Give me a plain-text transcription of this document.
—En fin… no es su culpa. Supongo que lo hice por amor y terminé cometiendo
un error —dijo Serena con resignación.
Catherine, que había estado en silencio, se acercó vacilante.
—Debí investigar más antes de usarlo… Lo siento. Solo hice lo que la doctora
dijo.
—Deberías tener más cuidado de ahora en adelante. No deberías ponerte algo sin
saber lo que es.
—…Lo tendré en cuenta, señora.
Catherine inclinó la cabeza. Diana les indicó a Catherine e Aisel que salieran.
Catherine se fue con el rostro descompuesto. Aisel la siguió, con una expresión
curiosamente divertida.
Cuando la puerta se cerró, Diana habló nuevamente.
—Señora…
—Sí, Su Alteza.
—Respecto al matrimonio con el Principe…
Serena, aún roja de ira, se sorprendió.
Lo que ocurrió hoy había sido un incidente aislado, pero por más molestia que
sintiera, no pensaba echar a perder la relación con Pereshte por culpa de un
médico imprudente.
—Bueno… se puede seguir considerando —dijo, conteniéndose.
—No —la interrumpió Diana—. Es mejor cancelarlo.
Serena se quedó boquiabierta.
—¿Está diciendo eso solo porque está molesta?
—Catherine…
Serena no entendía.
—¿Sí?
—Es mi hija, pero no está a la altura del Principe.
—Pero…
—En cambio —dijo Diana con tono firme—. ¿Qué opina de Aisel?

• **What the exercise asks**:
Report back each line of the entries that holds the string "culpa".

• **Response**:
—En fin… no es su culpa. Supongo que lo hice por amor y terminé cometiendo
sintiera, no pensaba echar a perder la relación con Pereshte por culpa de un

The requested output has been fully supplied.